#### [Records supplied]
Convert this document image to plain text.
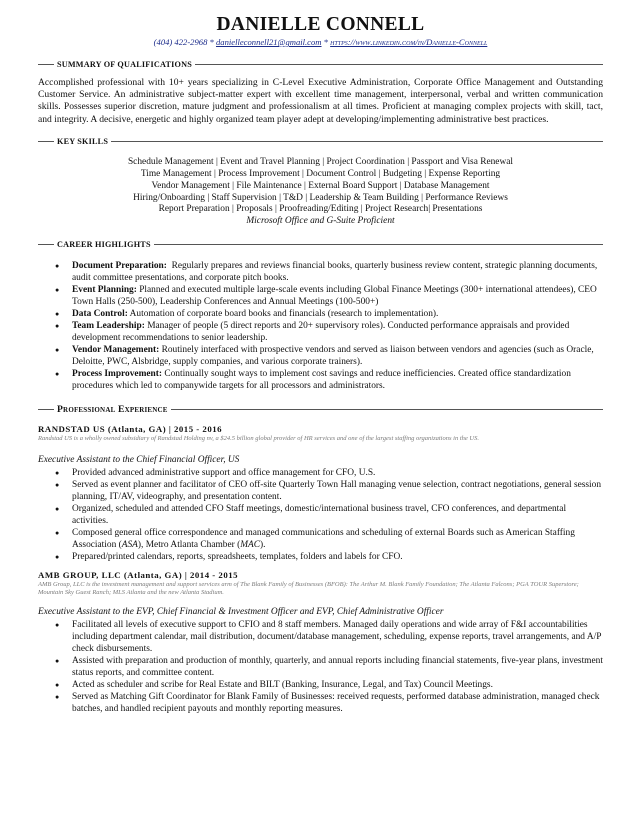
DANIELLE CONNELL
(404) 422-2968 * danielleconnell21@gmail.com * https://www.linkedin.com/in/Danielle-Connell
SUMMARY OF QUALIFICATIONS
Accomplished professional with 10+ years specializing in C-Level Executive Administration, Corporate Office Management and Outstanding Customer Service. An administrative subject-matter expert with excellent time management, interpersonal, verbal and written communication skills. Possesses superior discretion, mature judgment and professionalism at all times. Proficient at managing complex projects with skill, tact, and integrity. A decisive, energetic and highly organized team player adept at developing/implementing administrative best practices.
KEY SKILLS
Schedule Management | Event and Travel Planning | Project Coordination | Passport and Visa Renewal
Time Management | Process Improvement | Document Control | Budgeting | Expense Reporting
Vendor Management | File Maintenance | External Board Support | Database Management
Hiring/Onboarding | Staff Supervision | T&D | Leadership & Team Building | Performance Reviews
Report Preparation | Proposals | Proofreading/Editing | Project Research| Presentations
Microsoft Office and G-Suite Proficient
CAREER HIGHLIGHTS
● Document Preparation: Regularly prepares and reviews financial books, quarterly business review content, strategic planning documents, audit committee presentations, and corporate pitch books.
● Event Planning: Planned and executed multiple large-scale events including Global Finance Meetings (300+ international attendees), CEO Town Halls (250-500), Leadership Conferences and Annual Meetings (100-500+)
● Data Control: Automation of corporate board books and financials (research to implementation).
● Team Leadership: Manager of people (5 direct reports and 20+ supervisory roles). Conducted performance appraisals and provided development recommendations to senior leadership.
● Vendor Management: Routinely interfaced with prospective vendors and served as liaison between vendors and agencies (such as Oracle, Deloitte, PWC, Alsbridge, supply companies, and various corporate trainers).
● Process Improvement: Continually sought ways to implement cost savings and reduce inefficiencies. Created office standardization procedures which led to companywide targets for all processors and administrators.
Professional Experience
RANDSTAD US (Atlanta, GA) | 2015 - 2016
Randstad US is a wholly owned subsidiary of Randstad Holding nv, a $24.5 billion global provider of HR services and one of the largest staffing organizations in the US.
Executive Assistant to the Chief Financial Officer, US
● Provided advanced administrative support and office management for CFO, U.S.
● Served as event planner and facilitator of CEO off-site Quarterly Town Hall managing venue selection, contract negotiations, general session planning, IT/AV, videography, and presentation content.
● Organized, scheduled and attended CFO Staff meetings, domestic/international business travel, CFO conferences, and departmental activities.
● Composed general office correspondence and managed communications and scheduling of external Boards such as American Staffing Association (ASA), Metro Atlanta Chamber (MAC).
● Prepared/printed calendars, reports, spreadsheets, templates, folders and labels for CFO.
AMB GROUP, LLC (Atlanta, GA) | 2014 - 2015
AMB Group, LLC is the investment management and support services arm of The Blank Family of Businesses (BFOB): The Arthur M. Blank Family Foundation; The Atlanta Falcons; PGA TOUR Superstore; Mountain Sky Guest Ranch; MLS Atlanta and the new Atlanta Stadium.
Executive Assistant to the EVP, Chief Financial & Investment Officer and EVP, Chief Administrative Officer
● Facilitated all levels of executive support to CFIO and 8 staff members. Managed daily operations and wide array of F&I accountabilities including department calendar, mail distribution, document/database management, scheduling, expense reports, travel arrangements, and A/P check disbursements.
● Assisted with preparation and production of monthly, quarterly, and annual reports including financial statements, five-year plans, investment status reports, and committee content.
● Acted as scheduler and scribe for Real Estate and BILT (Banking, Insurance, Legal, and Tax) Council Meetings.
● Served as Matching Gift Coordinator for Blank Family of Businesses: received requests, performed database administration, managed check batches, and handled recipient payouts and monthly reporting measures.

#### [Written task]
Going through the lines above one by one, tally those with the word "monthly" and give only the total.

#### [Complete output]
2